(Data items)
************
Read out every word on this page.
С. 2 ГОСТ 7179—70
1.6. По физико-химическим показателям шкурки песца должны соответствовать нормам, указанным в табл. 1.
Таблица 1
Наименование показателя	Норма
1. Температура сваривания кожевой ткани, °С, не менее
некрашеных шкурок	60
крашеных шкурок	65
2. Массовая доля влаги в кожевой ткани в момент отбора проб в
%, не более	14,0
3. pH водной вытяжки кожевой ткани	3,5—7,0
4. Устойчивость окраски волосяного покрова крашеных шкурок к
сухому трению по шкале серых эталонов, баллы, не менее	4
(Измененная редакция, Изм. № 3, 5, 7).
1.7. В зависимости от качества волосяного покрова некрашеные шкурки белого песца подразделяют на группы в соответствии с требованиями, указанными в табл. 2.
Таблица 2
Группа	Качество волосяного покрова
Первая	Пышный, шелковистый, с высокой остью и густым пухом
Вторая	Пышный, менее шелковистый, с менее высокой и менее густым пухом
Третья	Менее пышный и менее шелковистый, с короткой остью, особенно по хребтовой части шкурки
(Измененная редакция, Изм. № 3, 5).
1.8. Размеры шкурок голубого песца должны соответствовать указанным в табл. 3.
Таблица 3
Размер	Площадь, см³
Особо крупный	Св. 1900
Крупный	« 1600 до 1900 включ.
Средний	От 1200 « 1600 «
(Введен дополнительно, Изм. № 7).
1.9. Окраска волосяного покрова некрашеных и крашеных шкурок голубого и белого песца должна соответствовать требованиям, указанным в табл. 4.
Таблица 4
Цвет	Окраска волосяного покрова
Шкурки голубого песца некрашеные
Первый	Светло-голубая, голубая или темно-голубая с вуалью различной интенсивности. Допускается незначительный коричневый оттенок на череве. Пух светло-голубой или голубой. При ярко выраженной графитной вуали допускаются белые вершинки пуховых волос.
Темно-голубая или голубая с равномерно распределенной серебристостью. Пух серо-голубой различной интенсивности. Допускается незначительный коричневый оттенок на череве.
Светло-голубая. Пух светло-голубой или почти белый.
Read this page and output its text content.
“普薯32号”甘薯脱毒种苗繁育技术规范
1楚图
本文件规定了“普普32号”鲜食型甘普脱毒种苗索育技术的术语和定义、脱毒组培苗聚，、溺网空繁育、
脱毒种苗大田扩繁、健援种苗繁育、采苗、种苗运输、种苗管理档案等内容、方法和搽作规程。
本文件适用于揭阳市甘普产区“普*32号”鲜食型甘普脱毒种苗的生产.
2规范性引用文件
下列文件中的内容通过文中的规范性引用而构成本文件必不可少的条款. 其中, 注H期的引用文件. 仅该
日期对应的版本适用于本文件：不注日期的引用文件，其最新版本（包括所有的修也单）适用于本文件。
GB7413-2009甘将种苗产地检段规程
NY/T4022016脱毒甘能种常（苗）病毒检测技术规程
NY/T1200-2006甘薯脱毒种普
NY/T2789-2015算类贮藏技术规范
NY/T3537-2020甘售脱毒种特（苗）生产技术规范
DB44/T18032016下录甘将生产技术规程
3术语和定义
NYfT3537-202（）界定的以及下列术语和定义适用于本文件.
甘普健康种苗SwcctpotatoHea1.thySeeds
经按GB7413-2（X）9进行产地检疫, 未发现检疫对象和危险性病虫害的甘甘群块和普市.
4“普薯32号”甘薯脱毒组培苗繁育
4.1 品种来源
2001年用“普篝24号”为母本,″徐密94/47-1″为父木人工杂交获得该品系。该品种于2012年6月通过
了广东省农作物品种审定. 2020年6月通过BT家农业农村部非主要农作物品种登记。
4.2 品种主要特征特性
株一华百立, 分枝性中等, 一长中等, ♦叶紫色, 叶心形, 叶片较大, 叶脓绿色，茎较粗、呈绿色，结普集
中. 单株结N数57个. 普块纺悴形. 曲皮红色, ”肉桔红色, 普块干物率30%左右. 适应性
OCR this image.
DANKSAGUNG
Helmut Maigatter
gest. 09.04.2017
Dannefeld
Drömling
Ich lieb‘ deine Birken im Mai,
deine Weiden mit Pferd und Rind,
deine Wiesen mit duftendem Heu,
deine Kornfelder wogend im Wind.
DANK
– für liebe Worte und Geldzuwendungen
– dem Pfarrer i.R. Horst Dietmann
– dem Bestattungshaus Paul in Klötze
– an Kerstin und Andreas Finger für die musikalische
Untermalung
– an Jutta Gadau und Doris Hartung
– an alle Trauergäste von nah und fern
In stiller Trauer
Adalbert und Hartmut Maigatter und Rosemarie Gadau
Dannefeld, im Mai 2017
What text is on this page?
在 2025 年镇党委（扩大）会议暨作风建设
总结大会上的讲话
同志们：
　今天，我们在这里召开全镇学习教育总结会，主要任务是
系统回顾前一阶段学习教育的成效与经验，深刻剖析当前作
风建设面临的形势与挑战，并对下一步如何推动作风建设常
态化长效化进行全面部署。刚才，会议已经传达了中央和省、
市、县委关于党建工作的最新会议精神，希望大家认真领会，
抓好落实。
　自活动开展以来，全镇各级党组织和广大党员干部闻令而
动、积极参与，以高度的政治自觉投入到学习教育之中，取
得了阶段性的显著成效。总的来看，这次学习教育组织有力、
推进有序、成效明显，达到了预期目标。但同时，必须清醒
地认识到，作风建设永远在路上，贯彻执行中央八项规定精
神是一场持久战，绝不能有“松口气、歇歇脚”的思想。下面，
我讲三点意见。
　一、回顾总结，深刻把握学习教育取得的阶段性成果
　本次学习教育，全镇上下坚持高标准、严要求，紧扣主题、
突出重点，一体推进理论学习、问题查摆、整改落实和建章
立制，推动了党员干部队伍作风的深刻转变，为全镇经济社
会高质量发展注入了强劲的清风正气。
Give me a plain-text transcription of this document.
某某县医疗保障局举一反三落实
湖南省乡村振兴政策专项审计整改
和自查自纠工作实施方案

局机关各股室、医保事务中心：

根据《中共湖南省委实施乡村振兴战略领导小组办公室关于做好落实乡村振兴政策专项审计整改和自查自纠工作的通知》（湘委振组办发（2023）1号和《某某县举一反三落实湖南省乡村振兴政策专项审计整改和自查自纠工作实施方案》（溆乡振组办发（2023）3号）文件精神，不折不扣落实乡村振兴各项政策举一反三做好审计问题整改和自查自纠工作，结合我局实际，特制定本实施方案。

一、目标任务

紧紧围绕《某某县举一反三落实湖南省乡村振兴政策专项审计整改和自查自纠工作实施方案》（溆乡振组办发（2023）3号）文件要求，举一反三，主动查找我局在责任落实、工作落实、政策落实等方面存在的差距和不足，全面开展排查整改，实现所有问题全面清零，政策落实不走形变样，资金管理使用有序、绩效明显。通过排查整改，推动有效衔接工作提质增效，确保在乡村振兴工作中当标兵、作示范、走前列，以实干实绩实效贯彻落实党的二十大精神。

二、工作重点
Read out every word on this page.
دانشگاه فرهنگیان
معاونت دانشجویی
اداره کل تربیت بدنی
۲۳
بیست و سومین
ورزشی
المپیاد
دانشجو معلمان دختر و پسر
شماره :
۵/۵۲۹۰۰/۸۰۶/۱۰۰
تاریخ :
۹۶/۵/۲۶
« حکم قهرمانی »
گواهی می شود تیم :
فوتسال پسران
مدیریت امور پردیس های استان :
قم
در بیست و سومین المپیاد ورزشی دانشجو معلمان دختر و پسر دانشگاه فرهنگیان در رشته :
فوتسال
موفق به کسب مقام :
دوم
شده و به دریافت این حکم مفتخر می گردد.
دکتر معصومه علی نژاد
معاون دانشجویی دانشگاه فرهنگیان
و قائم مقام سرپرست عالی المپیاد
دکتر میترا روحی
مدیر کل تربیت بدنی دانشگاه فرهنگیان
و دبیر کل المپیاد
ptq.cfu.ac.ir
************
- _The problem_: Each record above should be repeated exactly as it appears.

- _The answer_:
Read out every word on this page.
С. 2 ГОСТ 7179—70
1.6. По физико-химическим показателям шкурки песца должны соответствовать нормам, указанным в табл. 1.
Таблица 1
Наименование показателя	Норма
1. Температура сваривания кожевой ткани, °С, не менее
некрашеных шкурок	60
крашеных шкурок	65
2. Массовая доля влаги в кожевой ткани в момент отбора проб в
%, не более	14,0
3. pH водной вытяжки кожевой ткани	3,5—7,0
4. Устойчивость окраски волосяного покрова крашеных шкурок к
сухому трению по шкале серых эталонов, баллы, не менее	4
(Измененная редакция, Изм. № 3, 5, 7).
1.7. В зависимости от качества волосяного покрова некрашеные шкурки белого песца подразделяют на группы в соответствии с требованиями, указанными в табл. 2.
Таблица 2
Группа	Качество волосяного покрова
Первая	Пышный, шелковистый, с высокой остью и густым пухом
Вторая	Пышный, менее шелковистый, с менее высокой и менее густым пухом
Третья	Менее пышный и менее шелковистый, с короткой остью, особенно по хребтовой части шкурки
(Измененная редакция, Изм. № 3, 5).
1.8. Размеры шкурок голубого песца должны соответствовать указанным в табл. 3.
Таблица 3
Размер	Площадь, см³
Особо крупный	Св. 1900
Крупный	« 1600 до 1900 включ.
Средний	От 1200 « 1600 «
(Введен дополнительно, Изм. № 7).
1.9. Окраска волосяного покрова некрашеных и крашеных шкурок голубого и белого песца должна соответствовать требованиям, указанным в табл. 4.
Таблица 4
Цвет	Окраска волосяного покрова
Шкурки голубого песца некрашеные
Первый	Светло-голубая, голубая или темно-голубая с вуалью различной интенсивности. Допускается незначительный коричневый оттенок на череве. Пух светло-голубой или голубой. При ярко выраженной графитной вуали допускаются белые вершинки пуховых волос.
Темно-голубая или голубая с равномерно распределенной серебристостью. Пух серо-голубой различной интенсивности. Допускается незначительный коричневый оттенок на череве.
Светло-голубая. Пух светло-голубой или почти белый.
Read this page and output its text content.
“普薯32号”甘薯脱毒种苗繁育技术规范
1楚图
本文件规定了“普普32号”鲜食型甘普脱毒种苗索育技术的术语和定义、脱毒组培苗聚，、溺网空繁育、
脱毒种苗大田扩繁、健援种苗繁育、采苗、种苗运输、种苗管理档案等内容、方法和搽作规程。
本文件适用于揭阳市甘普产区“普*32号”鲜食型甘普脱毒种苗的生产.
2规范性引用文件
下列文件中的内容通过文中的规范性引用而构成本文件必不可少的条款. 其中, 注H期的引用文件. 仅该
日期对应的版本适用于本文件：不注日期的引用文件，其最新版本（包括所有的修也单）适用于本文件。
GB7413-2009甘将种苗产地检段规程
NY/T4022016脱毒甘能种常（苗）病毒检测技术规程
NY/T1200-2006甘薯脱毒种普
NY/T2789-2015算类贮藏技术规范
NY/T3537-2020甘售脱毒种特（苗）生产技术规范
DB44/T18032016下录甘将生产技术规程
3术语和定义
NYfT3537-202（）界定的以及下列术语和定义适用于本文件.
甘普健康种苗SwcctpotatoHea1.thySeeds
经按GB7413-2（X）9进行产地检疫, 未发现检疫对象和危险性病虫害的甘甘群块和普市.
4“普薯32号”甘薯脱毒组培苗繁育
4.1 品种来源
2001年用“普篝24号”为母本,″徐密94/47-1″为父木人工杂交获得该品系。该品种于2012年6月通过
了广东省农作物品种审定. 2020年6月通过BT家农业农村部非主要农作物品种登记。
4.2 品种主要特征特性
株一华百立, 分枝性中等, 一长中等, ♦叶紫色, 叶心形, 叶片较大, 叶脓绿色，茎较粗、呈绿色，结普集
中. 单株结N数57个. 普块纺悴形. 曲皮红色, ”肉桔红色, 普块干物率30%左右. 适应性
OCR this image.
DANKSAGUNG
Helmut Maigatter
gest. 09.04.2017
Dannefeld
Drömling
Ich lieb‘ deine Birken im Mai,
deine Weiden mit Pferd und Rind,
deine Wiesen mit duftendem Heu,
deine Kornfelder wogend im Wind.
DANK
– für liebe Worte und Geldzuwendungen
– dem Pfarrer i.R. Horst Dietmann
– dem Bestattungshaus Paul in Klötze
– an Kerstin und Andreas Finger für die musikalische
Untermalung
– an Jutta Gadau und Doris Hartung
– an alle Trauergäste von nah und fern
In stiller Trauer
Adalbert und Hartmut Maigatter und Rosemarie Gadau
Dannefeld, im Mai 2017
What text is on this page?
在 2025 年镇党委（扩大）会议暨作风建设
总结大会上的讲话
同志们：
　今天，我们在这里召开全镇学习教育总结会，主要任务是
系统回顾前一阶段学习教育的成效与经验，深刻剖析当前作
风建设面临的形势与挑战，并对下一步如何推动作风建设常
态化长效化进行全面部署。刚才，会议已经传达了中央和省、
市、县委关于党建工作的最新会议精神，希望大家认真领会，
抓好落实。
　自活动开展以来，全镇各级党组织和广大党员干部闻令而
动、积极参与，以高度的政治自觉投入到学习教育之中，取
得了阶段性的显著成效。总的来看，这次学习教育组织有力、
推进有序、成效明显，达到了预期目标。但同时，必须清醒
地认识到，作风建设永远在路上，贯彻执行中央八项规定精
神是一场持久战，绝不能有“松口气、歇歇脚”的思想。下面，
我讲三点意见。
　一、回顾总结，深刻把握学习教育取得的阶段性成果
　本次学习教育，全镇上下坚持高标准、严要求，紧扣主题、
突出重点，一体推进理论学习、问题查摆、整改落实和建章
立制，推动了党员干部队伍作风的深刻转变，为全镇经济社
会高质量发展注入了强劲的清风正气。
Give me a plain-text transcription of this document.
某某县医疗保障局举一反三落实
湖南省乡村振兴政策专项审计整改
和自查自纠工作实施方案

局机关各股室、医保事务中心：

根据《中共湖南省委实施乡村振兴战略领导小组办公室关于做好落实乡村振兴政策专项审计整改和自查自纠工作的通知》（湘委振组办发（2023）1号和《某某县举一反三落实湖南省乡村振兴政策专项审计整改和自查自纠工作实施方案》（溆乡振组办发（2023）3号）文件精神，不折不扣落实乡村振兴各项政策举一反三做好审计问题整改和自查自纠工作，结合我局实际，特制定本实施方案。

一、目标任务

紧紧围绕《某某县举一反三落实湖南省乡村振兴政策专项审计整改和自查自纠工作实施方案》（溆乡振组办发（2023）3号）文件要求，举一反三，主动查找我局在责任落实、工作落实、政策落实等方面存在的差距和不足，全面开展排查整改，实现所有问题全面清零，政策落实不走形变样，资金管理使用有序、绩效明显。通过排查整改，推动有效衔接工作提质增效，确保在乡村振兴工作中当标兵、作示范、走前列，以实干实绩实效贯彻落实党的二十大精神。

二、工作重点
Read out every word on this page.
دانشگاه فرهنگیان
معاونت دانشجویی
اداره کل تربیت بدنی
۲۳
بیست و سومین
ورزشی
المپیاد
دانشجو معلمان دختر و پسر
شماره :
۵/۵۲۹۰۰/۸۰۶/۱۰۰
تاریخ :
۹۶/۵/۲۶
« حکم قهرمانی »
گواهی می شود تیم :
فوتسال پسران
مدیریت امور پردیس های استان :
قم
در بیست و سومین المپیاد ورزشی دانشجو معلمان دختر و پسر دانشگاه فرهنگیان در رشته :
فوتسال
موفق به کسب مقام :
دوم
شده و به دریافت این حکم مفتخر می گردد.
دکتر معصومه علی نژاد
معاون دانشجویی دانشگاه فرهنگیان
و قائم مقام سرپرست عالی المپیاد
دکتر میترا روحی
مدیر کل تربیت بدنی دانشگاه فرهنگیان
و دبیر کل المپیاد
ptq.cfu.ac.ir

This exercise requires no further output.